» **Okuma parçası**
*-*-*
Büyük mübadele, büyük kopuş, büyük acı demektir.
Göçler çeşitli nedenlerle olur, geriye dönüşü mümkündür. Mültecilik savaşlar, siyasi, dinsel nedenlerden olabilir, geriye dönüşü mümkündür. Fakat mübadelenin geriye dönüşü yoktur.
Mübadele, Türkiye Büyük Millet Meclisi Hükümeti ile Yunan Hükümeti arasında 30 Ocak 1923 günü, Lozan’da imzalanan “Türk ve Rum Nüfus Mübadelesine ilişkin Sözleşme ve Protokol”e göre yapıldı. Bu Protokol 24 Temmuz 1923 tarihinde Lozan’da imzalanan Barış Antlaşması’ndan altı ay kadar önce imzalanmıştı.
Karadeniz bölgesinde yaşayan Pontus Rumları, Osmanlı Hükümeti tarafından 1917 yılında zorunlu olarak İç Anadolu’ya sürgüne gönderildiler. Boşaltılmış, sahipleri “tehcir” edilmiş Ermeni köylerine ve evlerine yerleştirildiler. Birinci Dünya Savaşı’nın sona ermesi üzerine 1918’de tekrar evlerine geri döndürüldüler.
Sahipleri iç sürgüne gönderilmiş olan Rum köylerinin ve evlerinin birçoğu yağmalanmış, harap edilmişti.
İç sürgüne gönderilmiş, sahipleri yok edilmiş Ermeni köylerine yerleştirilmiş Rumlar “Ermenilerin başına gelenler, bizim de başımıza gelecek.” düşüncesiyle büyük bir korkuya kapılmışlardı. 1918 yılında köylerine geri dönen, köyleri yağmalanmış olan Rumlar canlarını kurtarmak için bulabildikleri yollardan kaçarak Yunanistan’a sığınıyorlardı.
Yunan işgal ordularının İzmir’i ve Ege bölgesini işgale başlamasından sonra bazı Rumlar da köylerini terk ederek Aydın’a, Denizli’ye doğru iç göçe başladılar. Kurtuluş Savaşı başlayınca Garp Cephesi Komutanı’nın emriyle, Garp Cephesi Mıntıkası’nda yaşayan yetişkin Rum erkekleri cephe dışına çıkarıldılar. Denizli, Isparta, Burdur bölgesinde yaşayan yetişkin Rum erkekleri önce Konya, Kayseri bölgesine sürgün edildiler. Bu bölgenin kadınları, kızları, çocukları, yaşlıları Eğirdir Gölü’nün içindeki Nis Adası’na toplandılar. Daha sonra yayan olarak Kayseri’ye gönderildiler.
*-*-*
» **Sağlanan veriler**
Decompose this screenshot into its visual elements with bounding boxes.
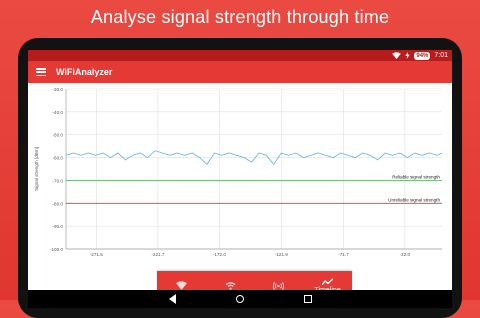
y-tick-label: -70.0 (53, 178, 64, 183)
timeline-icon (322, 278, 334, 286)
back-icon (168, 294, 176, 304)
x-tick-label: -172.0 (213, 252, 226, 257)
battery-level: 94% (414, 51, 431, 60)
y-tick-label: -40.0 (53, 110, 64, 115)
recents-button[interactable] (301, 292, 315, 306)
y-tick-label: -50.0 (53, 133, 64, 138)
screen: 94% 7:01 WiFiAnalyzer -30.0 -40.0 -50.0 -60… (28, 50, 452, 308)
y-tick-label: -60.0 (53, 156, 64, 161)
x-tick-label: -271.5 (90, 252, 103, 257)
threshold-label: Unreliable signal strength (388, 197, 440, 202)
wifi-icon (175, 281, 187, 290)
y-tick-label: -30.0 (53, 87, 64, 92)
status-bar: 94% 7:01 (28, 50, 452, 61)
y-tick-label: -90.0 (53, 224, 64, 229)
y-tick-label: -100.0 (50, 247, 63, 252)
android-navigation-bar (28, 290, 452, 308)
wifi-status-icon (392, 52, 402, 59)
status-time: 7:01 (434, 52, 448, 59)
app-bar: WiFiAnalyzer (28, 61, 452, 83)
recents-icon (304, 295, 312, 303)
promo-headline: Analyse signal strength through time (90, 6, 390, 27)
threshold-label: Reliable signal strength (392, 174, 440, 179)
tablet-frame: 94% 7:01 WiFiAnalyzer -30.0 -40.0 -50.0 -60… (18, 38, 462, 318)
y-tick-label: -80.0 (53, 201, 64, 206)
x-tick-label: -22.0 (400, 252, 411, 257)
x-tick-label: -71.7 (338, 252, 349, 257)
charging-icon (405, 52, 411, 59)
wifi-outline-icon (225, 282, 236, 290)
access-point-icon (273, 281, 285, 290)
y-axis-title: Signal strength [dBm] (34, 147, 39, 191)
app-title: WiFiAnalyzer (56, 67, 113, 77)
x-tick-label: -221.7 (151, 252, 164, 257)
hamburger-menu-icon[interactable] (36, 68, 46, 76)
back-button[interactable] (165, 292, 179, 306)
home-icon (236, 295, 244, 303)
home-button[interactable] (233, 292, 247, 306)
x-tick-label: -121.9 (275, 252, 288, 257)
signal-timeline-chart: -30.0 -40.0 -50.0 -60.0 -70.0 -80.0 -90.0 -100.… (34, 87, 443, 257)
*-*-*
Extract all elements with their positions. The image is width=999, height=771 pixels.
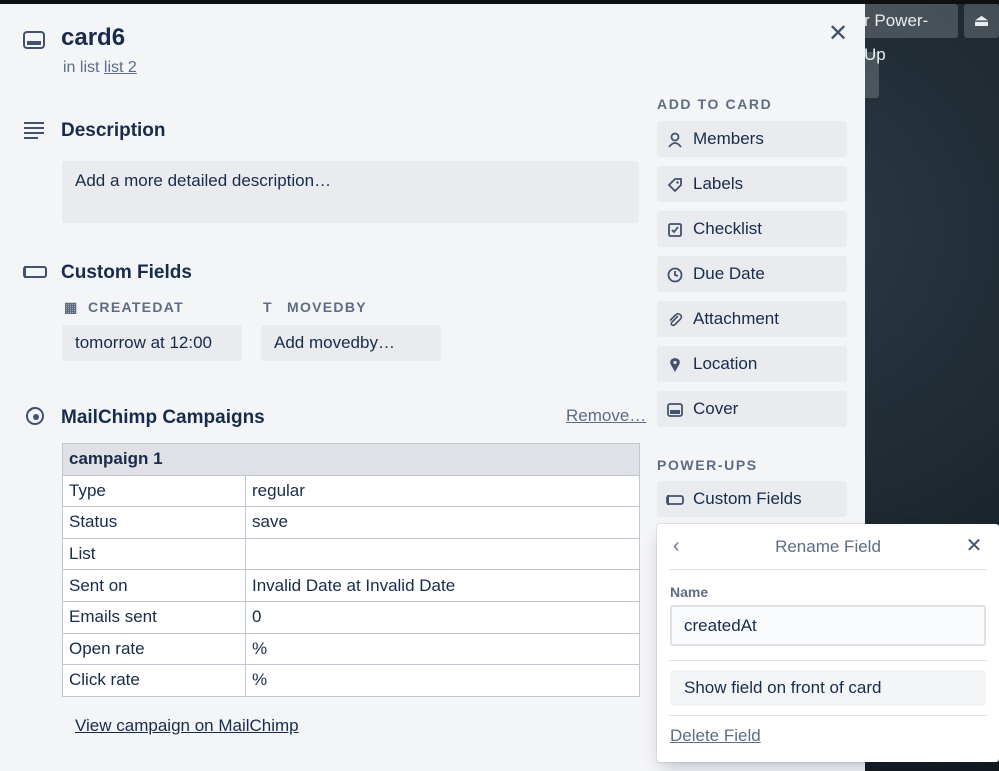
*-*-*
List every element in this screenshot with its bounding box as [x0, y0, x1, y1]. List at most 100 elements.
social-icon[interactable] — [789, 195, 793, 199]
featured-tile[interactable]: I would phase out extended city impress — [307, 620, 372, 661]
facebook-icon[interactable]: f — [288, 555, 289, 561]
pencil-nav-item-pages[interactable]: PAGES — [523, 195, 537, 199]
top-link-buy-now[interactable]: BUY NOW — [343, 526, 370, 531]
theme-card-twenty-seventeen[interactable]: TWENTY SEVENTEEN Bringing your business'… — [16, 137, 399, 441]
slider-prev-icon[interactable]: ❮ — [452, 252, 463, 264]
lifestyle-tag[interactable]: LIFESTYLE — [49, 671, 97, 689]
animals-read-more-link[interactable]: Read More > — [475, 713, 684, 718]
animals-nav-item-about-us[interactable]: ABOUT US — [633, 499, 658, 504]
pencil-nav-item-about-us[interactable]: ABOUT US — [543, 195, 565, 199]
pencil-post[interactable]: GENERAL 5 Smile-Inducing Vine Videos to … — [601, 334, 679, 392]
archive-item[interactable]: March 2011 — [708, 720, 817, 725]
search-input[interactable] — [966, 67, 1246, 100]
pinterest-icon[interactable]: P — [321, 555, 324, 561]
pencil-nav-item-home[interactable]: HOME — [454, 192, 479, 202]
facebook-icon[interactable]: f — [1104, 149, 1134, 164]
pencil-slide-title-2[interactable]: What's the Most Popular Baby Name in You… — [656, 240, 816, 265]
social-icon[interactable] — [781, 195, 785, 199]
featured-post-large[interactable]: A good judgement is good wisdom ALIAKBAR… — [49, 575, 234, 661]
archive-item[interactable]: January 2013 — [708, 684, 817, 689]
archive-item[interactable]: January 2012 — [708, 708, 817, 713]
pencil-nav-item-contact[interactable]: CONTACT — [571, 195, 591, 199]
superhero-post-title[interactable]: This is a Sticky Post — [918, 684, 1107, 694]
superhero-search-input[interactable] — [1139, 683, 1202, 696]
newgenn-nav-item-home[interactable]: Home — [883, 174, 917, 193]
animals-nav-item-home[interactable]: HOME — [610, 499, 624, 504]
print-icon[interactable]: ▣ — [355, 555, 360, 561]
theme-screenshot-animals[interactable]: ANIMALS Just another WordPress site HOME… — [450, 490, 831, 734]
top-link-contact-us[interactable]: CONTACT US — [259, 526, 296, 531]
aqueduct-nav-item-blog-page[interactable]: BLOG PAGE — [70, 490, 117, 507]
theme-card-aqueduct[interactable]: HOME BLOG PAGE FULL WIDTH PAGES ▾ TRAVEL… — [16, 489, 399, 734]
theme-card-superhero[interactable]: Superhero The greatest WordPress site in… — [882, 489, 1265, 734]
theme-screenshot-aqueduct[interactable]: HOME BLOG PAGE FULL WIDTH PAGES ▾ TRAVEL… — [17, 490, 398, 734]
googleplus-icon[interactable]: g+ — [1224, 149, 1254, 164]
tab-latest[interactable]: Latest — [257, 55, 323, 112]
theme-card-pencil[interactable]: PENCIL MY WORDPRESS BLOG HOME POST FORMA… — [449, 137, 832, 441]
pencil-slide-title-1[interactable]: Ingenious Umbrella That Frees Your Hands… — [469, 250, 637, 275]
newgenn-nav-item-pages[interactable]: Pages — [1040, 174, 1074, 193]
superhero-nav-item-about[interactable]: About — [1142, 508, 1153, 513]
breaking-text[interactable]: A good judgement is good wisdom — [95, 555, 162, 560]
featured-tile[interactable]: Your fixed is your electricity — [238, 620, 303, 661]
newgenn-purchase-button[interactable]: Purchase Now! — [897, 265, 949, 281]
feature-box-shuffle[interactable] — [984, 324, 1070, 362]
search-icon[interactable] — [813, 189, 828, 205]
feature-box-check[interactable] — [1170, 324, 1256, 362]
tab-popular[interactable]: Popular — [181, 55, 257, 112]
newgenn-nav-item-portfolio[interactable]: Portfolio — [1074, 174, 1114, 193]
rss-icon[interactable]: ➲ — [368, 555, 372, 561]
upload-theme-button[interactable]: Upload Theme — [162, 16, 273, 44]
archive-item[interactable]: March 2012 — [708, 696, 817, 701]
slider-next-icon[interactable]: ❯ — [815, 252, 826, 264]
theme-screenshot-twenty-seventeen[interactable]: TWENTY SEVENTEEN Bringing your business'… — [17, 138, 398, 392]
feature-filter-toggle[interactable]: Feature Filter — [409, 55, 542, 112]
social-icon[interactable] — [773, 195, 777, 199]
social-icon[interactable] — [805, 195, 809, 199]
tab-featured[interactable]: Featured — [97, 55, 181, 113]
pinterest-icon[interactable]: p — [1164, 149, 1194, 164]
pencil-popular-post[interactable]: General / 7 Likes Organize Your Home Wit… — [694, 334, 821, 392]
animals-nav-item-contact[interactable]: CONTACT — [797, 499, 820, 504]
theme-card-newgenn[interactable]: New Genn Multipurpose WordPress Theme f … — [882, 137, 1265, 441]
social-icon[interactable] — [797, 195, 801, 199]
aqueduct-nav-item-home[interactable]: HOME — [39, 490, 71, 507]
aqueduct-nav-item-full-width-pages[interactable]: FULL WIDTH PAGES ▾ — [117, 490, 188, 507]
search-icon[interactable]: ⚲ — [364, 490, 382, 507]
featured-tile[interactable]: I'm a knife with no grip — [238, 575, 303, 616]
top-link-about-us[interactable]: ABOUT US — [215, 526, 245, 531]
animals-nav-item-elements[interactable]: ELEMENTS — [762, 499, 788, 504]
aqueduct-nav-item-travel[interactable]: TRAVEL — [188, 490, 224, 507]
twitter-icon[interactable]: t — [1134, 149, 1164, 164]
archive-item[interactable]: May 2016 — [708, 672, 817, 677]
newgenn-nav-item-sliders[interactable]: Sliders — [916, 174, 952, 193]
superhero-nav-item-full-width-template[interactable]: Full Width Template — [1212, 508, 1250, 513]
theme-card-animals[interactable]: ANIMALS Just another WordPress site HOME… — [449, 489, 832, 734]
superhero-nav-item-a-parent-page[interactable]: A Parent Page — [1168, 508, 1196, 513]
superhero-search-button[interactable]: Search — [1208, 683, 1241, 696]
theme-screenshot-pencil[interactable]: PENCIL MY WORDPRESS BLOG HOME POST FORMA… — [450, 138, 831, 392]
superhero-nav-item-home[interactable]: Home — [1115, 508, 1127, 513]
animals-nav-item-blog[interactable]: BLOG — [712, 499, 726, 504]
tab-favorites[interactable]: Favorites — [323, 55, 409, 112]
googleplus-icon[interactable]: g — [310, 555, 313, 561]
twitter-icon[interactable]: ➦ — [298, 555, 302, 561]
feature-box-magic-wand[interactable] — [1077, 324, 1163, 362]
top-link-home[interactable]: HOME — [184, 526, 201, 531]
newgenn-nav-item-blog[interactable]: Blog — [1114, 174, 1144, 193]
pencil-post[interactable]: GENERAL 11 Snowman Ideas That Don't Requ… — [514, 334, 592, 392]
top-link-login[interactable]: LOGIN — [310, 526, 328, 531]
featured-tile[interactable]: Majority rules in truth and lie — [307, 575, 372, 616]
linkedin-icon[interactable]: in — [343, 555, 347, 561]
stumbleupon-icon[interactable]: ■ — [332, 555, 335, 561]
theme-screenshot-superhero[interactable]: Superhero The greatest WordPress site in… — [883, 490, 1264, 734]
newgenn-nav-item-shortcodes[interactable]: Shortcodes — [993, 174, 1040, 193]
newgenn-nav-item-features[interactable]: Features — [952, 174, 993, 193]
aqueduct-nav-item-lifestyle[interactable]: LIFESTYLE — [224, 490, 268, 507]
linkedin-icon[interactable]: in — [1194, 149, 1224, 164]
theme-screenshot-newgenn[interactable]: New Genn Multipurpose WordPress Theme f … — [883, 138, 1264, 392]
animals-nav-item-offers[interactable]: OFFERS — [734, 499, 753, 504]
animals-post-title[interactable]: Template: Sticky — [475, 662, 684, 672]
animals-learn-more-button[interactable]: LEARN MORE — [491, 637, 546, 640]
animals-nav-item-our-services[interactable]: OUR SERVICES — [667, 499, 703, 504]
*-*-*
» **Yapılacak iş**
Mübadele parçasına göre şu üç ifadenin doğru olup olmadığını belirtin. Her biri için evet ya da hayır deyin ve kararı veren sözleri parçadan olduğu gibi alıntılayın.
1. Nüfus mübadelesine ilişkin sözleşme, Lozan Barış Antlaşması'ndan sonra imzalanmıştır.
2. Pontus Rumları 1917'de İç Anadolu'ya sürgün edilmiştir.
3. Nis Adası'nda toplananlar oradan Konya'ya gönderilmiştir.
Kayıtlar bu iş için kullanılmayacaktır.

» **Yanıt**
1. Hayır: “Bu Protokol 24 Temmuz 1923 tarihinde Lozan’da imzalanan Barış Antlaşması’ndan altı ay kadar önce imzalanmıştı.”
2. Evet: “Osmanlı Hükümeti tarafından 1917 yılında zorunlu olarak İç Anadolu’ya sürgüne gönderildiler.”
3. Hayır: “Daha sonra yayan olarak Kayseri’ye gönderildiler.”